● **Work to do**: Count how many lines of the data below contain the string "ylabel"; the reply should be that number alone.

● **Entries shown**:

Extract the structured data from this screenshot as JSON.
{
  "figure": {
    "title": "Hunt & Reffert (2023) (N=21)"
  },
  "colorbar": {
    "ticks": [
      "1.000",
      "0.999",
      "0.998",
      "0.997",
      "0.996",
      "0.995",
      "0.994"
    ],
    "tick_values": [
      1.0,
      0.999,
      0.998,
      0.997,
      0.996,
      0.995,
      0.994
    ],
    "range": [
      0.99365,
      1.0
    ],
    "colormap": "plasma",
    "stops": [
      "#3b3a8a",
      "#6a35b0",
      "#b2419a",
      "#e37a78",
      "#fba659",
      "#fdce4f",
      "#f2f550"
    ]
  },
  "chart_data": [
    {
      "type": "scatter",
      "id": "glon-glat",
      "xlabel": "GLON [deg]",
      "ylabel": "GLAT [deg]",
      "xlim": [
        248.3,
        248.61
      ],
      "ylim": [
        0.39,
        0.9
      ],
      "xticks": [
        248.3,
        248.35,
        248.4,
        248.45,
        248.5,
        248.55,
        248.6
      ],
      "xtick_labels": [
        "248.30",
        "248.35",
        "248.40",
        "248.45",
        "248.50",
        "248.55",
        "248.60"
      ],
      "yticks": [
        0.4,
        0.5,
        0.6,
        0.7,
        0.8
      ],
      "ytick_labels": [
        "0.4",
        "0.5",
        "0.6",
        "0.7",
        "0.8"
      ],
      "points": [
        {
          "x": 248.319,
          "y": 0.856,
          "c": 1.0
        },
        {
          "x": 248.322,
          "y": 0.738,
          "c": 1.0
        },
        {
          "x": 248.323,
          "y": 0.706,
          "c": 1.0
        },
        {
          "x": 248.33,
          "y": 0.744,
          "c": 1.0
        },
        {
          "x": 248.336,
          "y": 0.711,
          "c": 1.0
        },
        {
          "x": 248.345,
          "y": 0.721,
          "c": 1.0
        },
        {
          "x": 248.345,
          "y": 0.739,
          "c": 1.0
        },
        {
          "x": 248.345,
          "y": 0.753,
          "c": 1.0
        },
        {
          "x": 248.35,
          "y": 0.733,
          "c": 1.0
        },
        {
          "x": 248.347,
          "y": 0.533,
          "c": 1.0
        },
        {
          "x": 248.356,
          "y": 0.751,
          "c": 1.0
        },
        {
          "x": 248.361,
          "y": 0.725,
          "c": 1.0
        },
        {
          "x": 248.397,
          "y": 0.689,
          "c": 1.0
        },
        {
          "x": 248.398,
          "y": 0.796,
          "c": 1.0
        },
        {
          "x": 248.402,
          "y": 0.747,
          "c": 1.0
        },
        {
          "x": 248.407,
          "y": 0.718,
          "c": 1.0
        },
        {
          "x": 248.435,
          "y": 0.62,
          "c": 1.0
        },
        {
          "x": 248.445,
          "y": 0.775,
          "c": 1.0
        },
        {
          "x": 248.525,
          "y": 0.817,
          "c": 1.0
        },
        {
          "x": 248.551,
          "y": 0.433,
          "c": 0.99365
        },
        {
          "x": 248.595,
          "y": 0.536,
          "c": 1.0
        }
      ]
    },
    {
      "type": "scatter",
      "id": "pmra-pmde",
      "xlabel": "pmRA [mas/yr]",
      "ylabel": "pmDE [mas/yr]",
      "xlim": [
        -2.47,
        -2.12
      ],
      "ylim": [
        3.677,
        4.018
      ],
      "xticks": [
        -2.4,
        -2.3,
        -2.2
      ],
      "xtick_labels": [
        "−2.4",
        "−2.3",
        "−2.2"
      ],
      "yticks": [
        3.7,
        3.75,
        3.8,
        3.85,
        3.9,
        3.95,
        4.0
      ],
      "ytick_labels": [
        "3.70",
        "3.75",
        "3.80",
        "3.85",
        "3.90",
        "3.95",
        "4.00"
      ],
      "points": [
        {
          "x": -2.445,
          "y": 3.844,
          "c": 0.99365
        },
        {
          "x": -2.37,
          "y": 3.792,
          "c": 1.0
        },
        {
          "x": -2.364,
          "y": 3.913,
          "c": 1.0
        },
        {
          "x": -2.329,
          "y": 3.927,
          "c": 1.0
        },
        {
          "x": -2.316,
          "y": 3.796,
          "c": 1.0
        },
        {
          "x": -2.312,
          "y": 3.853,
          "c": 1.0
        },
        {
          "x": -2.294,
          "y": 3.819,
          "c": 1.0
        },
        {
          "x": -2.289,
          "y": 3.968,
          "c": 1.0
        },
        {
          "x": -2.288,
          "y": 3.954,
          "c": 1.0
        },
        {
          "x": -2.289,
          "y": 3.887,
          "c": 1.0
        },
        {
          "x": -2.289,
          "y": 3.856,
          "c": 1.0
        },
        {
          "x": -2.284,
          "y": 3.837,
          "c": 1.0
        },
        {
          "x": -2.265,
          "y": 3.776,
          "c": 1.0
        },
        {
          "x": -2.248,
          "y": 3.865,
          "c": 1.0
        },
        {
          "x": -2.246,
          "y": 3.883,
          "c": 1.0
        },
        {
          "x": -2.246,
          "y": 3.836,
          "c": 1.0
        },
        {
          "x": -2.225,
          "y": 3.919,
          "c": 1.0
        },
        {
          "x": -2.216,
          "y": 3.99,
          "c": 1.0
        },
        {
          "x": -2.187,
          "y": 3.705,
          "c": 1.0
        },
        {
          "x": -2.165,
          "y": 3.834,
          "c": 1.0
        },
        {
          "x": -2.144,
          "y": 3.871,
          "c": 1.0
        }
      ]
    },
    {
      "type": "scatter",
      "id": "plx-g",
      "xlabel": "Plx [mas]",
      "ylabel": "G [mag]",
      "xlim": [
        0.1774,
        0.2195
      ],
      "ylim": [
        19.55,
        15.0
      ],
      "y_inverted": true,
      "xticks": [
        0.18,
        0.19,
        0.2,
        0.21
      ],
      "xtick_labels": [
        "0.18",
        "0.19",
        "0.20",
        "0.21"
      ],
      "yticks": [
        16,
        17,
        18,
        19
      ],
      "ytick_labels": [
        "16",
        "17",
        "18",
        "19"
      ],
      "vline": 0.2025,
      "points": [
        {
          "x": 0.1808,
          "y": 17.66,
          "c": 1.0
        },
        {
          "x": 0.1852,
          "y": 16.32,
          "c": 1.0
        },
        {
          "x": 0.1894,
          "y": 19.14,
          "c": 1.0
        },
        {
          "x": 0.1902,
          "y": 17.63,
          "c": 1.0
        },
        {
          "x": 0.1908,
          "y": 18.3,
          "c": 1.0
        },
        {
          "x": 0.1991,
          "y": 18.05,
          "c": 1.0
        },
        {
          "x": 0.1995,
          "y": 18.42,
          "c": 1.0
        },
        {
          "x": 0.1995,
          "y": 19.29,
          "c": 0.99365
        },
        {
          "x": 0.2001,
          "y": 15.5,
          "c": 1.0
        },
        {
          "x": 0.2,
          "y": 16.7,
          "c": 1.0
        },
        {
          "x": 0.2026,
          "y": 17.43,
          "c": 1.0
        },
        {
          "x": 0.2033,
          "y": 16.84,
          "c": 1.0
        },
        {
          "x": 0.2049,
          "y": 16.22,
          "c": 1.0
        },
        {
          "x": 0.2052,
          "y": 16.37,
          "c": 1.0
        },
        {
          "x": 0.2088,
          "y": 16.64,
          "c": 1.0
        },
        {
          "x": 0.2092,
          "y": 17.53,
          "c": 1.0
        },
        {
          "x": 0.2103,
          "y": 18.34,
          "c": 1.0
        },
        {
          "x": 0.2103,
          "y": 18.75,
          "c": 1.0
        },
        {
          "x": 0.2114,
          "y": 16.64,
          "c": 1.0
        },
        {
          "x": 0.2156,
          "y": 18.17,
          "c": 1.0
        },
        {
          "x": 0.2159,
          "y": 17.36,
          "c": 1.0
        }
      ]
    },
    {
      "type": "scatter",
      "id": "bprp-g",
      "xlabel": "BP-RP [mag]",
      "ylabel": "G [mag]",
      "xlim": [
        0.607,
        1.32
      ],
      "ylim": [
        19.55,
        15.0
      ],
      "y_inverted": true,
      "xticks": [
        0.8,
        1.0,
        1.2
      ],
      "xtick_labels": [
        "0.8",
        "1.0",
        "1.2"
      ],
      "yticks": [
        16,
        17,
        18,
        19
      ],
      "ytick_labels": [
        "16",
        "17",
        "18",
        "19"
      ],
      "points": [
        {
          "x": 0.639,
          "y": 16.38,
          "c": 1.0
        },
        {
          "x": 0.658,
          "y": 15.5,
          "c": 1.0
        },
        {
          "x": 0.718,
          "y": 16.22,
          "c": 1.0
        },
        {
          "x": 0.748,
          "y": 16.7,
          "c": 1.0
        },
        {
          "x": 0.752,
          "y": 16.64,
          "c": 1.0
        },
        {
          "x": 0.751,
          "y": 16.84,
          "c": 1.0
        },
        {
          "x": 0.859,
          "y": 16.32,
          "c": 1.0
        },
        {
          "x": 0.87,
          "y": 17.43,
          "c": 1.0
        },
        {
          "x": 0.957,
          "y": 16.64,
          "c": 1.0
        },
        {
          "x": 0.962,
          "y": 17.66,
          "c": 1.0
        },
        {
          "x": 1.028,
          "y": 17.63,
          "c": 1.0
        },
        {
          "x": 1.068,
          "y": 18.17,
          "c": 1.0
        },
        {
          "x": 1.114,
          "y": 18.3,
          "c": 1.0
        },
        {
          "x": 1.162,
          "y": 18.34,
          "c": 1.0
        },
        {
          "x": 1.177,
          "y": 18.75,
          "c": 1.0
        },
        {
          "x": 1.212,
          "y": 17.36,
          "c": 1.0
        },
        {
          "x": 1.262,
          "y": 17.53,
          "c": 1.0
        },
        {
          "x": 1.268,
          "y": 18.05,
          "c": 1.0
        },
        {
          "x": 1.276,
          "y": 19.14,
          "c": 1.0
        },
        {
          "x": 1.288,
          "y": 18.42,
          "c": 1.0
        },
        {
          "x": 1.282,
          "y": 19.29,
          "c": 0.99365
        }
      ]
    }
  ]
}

● **The result**: 4